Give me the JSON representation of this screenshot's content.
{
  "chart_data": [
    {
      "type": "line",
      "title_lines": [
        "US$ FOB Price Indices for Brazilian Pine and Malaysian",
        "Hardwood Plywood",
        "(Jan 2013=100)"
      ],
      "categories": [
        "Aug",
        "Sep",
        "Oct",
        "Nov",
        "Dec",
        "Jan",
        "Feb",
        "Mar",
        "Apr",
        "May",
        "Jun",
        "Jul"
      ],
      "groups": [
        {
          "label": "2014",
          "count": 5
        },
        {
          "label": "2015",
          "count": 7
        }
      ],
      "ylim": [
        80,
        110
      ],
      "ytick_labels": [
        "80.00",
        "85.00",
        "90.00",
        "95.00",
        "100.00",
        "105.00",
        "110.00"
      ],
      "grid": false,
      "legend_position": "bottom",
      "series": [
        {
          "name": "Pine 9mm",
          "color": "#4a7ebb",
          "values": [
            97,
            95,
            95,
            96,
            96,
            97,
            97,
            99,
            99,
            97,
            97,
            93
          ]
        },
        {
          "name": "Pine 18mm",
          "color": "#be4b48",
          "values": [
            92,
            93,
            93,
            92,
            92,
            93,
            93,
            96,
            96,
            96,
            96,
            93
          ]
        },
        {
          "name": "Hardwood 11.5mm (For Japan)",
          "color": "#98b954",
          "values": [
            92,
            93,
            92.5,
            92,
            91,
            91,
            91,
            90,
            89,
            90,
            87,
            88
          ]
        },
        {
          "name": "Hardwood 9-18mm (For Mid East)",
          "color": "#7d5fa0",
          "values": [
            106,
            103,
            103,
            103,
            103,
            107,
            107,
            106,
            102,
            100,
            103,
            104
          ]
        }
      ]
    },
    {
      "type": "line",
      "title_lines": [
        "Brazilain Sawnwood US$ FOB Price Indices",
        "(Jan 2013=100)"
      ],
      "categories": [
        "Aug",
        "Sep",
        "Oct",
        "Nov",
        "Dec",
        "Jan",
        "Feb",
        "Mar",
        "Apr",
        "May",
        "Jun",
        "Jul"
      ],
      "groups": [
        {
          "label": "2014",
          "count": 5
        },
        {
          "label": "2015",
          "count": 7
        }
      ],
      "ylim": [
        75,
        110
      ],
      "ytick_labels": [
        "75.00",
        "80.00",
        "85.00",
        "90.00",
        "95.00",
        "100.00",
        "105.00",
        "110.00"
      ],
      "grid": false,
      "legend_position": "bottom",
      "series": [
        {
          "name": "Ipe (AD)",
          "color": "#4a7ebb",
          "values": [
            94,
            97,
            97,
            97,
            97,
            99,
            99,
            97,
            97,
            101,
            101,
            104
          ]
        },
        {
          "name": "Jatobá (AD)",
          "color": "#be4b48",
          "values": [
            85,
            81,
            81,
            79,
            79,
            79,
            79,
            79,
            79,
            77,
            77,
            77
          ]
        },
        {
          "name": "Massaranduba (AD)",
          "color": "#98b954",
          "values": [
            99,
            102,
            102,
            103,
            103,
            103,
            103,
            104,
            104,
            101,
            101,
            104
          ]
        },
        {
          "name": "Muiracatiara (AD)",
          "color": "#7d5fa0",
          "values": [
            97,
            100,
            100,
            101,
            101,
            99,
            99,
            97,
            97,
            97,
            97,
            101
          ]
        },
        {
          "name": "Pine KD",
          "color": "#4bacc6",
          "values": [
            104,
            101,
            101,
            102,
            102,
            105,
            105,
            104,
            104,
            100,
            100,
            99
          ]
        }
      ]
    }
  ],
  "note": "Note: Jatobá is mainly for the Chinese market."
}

_To do_: Give the records above again, word for word.

_Solution below_:
Give me the JSON representation of this screenshot's content.
{
  "chart_data": [
    {
      "type": "line",
      "title_lines": [
        "US$ FOB Price Indices for Brazilian Pine and Malaysian",
        "Hardwood Plywood",
        "(Jan 2013=100)"
      ],
      "categories": [
        "Aug",
        "Sep",
        "Oct",
        "Nov",
        "Dec",
        "Jan",
        "Feb",
        "Mar",
        "Apr",
        "May",
        "Jun",
        "Jul"
      ],
      "groups": [
        {
          "label": "2014",
          "count": 5
        },
        {
          "label": "2015",
          "count": 7
        }
      ],
      "ylim": [
        80,
        110
      ],
      "ytick_labels": [
        "80.00",
        "85.00",
        "90.00",
        "95.00",
        "100.00",
        "105.00",
        "110.00"
      ],
      "grid": false,
      "legend_position": "bottom",
      "series": [
        {
          "name": "Pine 9mm",
          "color": "#4a7ebb",
          "values": [
            97,
            95,
            95,
            96,
            96,
            97,
            97,
            99,
            99,
            97,
            97,
            93
          ]
        },
        {
          "name": "Pine 18mm",
          "color": "#be4b48",
          "values": [
            92,
            93,
            93,
            92,
            92,
            93,
            93,
            96,
            96,
            96,
            96,
            93
          ]
        },
        {
          "name": "Hardwood 11.5mm (For Japan)",
          "color": "#98b954",
          "values": [
            92,
            93,
            92.5,
            92,
            91,
            91,
            91,
            90,
            89,
            90,
            87,
            88
          ]
        },
        {
          "name": "Hardwood 9-18mm (For Mid East)",
          "color": "#7d5fa0",
          "values": [
            106,
            103,
            103,
            103,
            103,
            107,
            107,
            106,
            102,
            100,
            103,
            104
          ]
        }
      ]
    },
    {
      "type": "line",
      "title_lines": [
        "Brazilain Sawnwood US$ FOB Price Indices",
        "(Jan 2013=100)"
      ],
      "categories": [
        "Aug",
        "Sep",
        "Oct",
        "Nov",
        "Dec",
        "Jan",
        "Feb",
        "Mar",
        "Apr",
        "May",
        "Jun",
        "Jul"
      ],
      "groups": [
        {
          "label": "2014",
          "count": 5
        },
        {
          "label": "2015",
          "count": 7
        }
      ],
      "ylim": [
        75,
        110
      ],
      "ytick_labels": [
        "75.00",
        "80.00",
        "85.00",
        "90.00",
        "95.00",
        "100.00",
        "105.00",
        "110.00"
      ],
      "grid": false,
      "legend_position": "bottom",
      "series": [
        {
          "name": "Ipe (AD)",
          "color": "#4a7ebb",
          "values": [
            94,
            97,
            97,
            97,
            97,
            99,
            99,
            97,
            97,
            101,
            101,
            104
          ]
        },
        {
          "name": "Jatobá (AD)",
          "color": "#be4b48",
          "values": [
            85,
            81,
            81,
            79,
            79,
            79,
            79,
            79,
            79,
            77,
            77,
            77
          ]
        },
        {
          "name": "Massaranduba (AD)",
          "color": "#98b954",
          "values": [
            99,
            102,
            102,
            103,
            103,
            103,
            103,
            104,
            104,
            101,
            101,
            104
          ]
        },
        {
          "name": "Muiracatiara (AD)",
          "color": "#7d5fa0",
          "values": [
            97,
            100,
            100,
            101,
            101,
            99,
            99,
            97,
            97,
            97,
            97,
            101
          ]
        },
        {
          "name": "Pine KD",
          "color": "#4bacc6",
          "values": [
            104,
            101,
            101,
            102,
            102,
            105,
            105,
            104,
            104,
            100,
            100,
            99
          ]
        }
      ]
    }
  ],
  "note": "Note: Jatobá is mainly for the Chinese market."
}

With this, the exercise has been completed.